• Instructions for the task
Return the count of lines that hold the string "Gustav", with no other words.

* begin Data *

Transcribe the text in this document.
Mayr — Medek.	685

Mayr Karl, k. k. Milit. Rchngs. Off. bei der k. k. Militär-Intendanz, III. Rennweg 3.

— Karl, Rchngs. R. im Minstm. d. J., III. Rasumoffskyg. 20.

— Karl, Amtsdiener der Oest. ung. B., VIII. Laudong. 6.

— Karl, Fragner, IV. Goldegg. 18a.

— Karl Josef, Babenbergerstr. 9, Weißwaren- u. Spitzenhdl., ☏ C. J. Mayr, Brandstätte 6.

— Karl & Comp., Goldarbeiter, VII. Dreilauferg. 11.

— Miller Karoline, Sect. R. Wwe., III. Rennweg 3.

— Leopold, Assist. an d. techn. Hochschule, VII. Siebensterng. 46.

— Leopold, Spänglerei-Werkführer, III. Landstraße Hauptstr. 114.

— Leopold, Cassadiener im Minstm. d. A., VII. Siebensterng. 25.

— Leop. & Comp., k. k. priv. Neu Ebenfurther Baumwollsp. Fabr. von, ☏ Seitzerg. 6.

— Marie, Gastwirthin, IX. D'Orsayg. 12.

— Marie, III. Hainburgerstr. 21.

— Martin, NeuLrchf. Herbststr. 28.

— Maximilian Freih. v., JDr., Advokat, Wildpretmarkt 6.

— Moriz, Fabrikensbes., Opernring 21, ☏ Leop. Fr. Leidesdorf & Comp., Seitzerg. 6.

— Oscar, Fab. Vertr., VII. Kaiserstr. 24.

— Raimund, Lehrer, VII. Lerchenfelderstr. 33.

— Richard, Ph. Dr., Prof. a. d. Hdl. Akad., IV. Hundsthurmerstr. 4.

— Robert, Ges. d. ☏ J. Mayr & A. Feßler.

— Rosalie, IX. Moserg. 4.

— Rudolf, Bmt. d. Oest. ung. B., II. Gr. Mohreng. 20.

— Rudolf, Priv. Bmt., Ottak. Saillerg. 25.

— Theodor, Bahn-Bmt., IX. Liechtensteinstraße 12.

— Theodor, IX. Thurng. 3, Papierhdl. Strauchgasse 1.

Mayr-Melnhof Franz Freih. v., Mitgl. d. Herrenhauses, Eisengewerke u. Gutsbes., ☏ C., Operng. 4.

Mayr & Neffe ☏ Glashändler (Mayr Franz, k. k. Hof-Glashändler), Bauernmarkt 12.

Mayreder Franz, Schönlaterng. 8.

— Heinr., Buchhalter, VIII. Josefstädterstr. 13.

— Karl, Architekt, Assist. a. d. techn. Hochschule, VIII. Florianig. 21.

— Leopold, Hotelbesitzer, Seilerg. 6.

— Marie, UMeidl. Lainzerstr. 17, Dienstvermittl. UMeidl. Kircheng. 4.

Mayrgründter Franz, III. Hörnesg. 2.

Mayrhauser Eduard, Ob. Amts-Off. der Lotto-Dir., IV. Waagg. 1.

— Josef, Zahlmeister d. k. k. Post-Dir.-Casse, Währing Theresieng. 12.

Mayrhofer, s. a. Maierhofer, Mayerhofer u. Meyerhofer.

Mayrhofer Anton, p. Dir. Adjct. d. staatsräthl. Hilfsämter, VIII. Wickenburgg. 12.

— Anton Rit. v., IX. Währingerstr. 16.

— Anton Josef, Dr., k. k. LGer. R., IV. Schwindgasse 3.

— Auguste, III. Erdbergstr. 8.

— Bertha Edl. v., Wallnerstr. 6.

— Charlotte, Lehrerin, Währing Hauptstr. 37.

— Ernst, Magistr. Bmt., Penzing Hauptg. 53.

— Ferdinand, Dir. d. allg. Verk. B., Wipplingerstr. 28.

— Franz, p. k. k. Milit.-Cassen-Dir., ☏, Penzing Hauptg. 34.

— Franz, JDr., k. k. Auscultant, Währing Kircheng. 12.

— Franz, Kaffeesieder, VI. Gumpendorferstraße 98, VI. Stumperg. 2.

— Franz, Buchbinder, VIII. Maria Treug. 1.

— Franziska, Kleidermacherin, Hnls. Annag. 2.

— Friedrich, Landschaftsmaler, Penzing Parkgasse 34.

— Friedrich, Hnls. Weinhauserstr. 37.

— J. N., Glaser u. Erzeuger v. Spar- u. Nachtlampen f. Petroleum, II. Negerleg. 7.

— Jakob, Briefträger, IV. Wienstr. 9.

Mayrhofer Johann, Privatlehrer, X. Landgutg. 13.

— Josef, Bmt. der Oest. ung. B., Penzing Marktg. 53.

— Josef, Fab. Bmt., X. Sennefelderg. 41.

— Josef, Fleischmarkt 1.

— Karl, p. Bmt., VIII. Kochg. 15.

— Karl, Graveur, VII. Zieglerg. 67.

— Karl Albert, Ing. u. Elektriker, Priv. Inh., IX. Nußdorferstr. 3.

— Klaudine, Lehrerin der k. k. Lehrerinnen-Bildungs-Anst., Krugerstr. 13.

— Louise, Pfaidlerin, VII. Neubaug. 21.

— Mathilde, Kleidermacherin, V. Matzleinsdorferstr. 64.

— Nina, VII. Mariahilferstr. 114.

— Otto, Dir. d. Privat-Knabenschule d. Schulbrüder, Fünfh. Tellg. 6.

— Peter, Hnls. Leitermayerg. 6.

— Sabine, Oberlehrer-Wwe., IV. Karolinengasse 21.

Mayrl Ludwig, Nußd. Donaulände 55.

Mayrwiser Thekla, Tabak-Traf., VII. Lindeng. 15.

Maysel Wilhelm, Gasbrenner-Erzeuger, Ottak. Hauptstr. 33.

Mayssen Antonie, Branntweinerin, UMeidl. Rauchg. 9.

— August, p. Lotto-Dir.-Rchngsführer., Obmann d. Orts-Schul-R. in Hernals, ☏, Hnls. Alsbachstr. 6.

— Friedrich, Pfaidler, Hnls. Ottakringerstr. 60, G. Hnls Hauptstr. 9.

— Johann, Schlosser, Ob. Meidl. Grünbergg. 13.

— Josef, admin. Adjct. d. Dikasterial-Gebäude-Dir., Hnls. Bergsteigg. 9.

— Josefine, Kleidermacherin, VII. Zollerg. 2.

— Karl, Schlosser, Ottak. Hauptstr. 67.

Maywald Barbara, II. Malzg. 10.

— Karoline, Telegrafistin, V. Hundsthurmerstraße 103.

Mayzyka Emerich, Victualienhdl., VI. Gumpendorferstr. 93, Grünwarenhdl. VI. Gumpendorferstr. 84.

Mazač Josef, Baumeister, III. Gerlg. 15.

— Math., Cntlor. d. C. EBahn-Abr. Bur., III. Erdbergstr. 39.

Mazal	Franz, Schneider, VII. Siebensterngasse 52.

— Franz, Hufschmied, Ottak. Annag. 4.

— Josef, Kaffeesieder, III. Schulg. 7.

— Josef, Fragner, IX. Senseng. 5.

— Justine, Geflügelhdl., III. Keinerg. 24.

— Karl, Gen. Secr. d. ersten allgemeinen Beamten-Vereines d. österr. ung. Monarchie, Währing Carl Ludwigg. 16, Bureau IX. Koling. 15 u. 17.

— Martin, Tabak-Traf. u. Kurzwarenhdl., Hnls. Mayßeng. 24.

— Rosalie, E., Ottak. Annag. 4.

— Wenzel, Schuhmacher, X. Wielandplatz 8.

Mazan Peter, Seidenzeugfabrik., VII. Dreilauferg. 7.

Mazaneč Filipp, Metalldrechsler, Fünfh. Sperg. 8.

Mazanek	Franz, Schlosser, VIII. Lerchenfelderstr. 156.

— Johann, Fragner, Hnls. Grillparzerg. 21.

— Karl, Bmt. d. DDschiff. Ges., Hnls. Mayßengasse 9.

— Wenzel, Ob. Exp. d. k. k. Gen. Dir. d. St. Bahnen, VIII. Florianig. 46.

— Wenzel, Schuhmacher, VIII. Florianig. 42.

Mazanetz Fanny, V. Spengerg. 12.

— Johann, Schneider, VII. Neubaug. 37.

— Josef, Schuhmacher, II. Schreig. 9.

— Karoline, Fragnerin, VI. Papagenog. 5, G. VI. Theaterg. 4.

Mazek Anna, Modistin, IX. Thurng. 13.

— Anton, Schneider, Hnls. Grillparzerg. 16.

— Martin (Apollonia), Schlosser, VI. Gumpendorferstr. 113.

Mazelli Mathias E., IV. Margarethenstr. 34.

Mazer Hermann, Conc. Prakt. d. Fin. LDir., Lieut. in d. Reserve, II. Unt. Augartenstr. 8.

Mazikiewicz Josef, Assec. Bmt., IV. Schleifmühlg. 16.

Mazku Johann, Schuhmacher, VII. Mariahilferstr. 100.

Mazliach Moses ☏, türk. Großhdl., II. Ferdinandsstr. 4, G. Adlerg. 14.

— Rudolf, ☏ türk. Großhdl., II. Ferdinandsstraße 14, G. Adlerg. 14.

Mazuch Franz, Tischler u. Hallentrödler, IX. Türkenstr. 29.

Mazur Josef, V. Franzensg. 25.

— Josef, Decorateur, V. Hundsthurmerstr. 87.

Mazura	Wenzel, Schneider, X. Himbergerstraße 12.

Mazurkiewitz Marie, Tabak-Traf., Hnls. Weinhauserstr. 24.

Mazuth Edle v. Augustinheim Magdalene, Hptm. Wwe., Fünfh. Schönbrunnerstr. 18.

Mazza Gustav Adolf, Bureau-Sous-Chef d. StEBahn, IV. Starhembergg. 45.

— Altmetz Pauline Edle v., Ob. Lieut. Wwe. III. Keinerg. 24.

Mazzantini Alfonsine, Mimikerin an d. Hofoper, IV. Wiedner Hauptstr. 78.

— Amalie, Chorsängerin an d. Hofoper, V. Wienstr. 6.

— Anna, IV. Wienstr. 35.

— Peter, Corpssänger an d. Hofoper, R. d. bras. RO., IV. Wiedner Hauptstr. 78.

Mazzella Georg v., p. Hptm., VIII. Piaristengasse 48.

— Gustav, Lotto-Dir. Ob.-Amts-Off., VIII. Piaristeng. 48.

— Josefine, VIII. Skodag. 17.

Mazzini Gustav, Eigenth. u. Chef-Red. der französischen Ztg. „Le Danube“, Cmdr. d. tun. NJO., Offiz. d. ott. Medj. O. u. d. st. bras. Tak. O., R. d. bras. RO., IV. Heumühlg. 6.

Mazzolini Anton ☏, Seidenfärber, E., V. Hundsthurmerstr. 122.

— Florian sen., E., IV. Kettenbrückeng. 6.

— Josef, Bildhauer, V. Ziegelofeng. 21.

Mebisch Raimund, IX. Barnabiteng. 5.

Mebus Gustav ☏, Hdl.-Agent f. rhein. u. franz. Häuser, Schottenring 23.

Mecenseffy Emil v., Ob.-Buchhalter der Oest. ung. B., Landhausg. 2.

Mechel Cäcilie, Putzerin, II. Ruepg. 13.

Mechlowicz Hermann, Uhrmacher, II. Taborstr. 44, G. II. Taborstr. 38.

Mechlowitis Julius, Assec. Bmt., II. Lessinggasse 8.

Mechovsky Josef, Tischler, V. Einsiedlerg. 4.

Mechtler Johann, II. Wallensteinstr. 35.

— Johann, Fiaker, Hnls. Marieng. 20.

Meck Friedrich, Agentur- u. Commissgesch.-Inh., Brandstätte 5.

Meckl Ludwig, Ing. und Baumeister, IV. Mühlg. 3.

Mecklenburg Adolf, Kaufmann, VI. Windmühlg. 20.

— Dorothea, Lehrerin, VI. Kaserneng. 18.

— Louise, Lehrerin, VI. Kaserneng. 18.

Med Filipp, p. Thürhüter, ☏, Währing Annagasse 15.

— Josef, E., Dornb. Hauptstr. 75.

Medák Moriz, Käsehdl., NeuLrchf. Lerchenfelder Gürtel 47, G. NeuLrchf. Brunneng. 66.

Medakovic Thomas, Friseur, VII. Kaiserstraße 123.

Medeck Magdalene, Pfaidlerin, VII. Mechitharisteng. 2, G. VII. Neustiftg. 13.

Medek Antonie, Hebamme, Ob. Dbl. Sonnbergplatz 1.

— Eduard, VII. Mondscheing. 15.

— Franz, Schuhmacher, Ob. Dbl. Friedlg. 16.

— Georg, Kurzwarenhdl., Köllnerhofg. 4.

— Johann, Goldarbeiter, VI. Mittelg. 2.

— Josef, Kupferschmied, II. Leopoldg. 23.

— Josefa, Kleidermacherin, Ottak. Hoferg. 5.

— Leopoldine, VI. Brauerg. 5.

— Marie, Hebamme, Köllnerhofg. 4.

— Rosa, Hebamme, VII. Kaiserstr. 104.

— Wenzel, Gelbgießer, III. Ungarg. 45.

* end Data *

• Complete response
4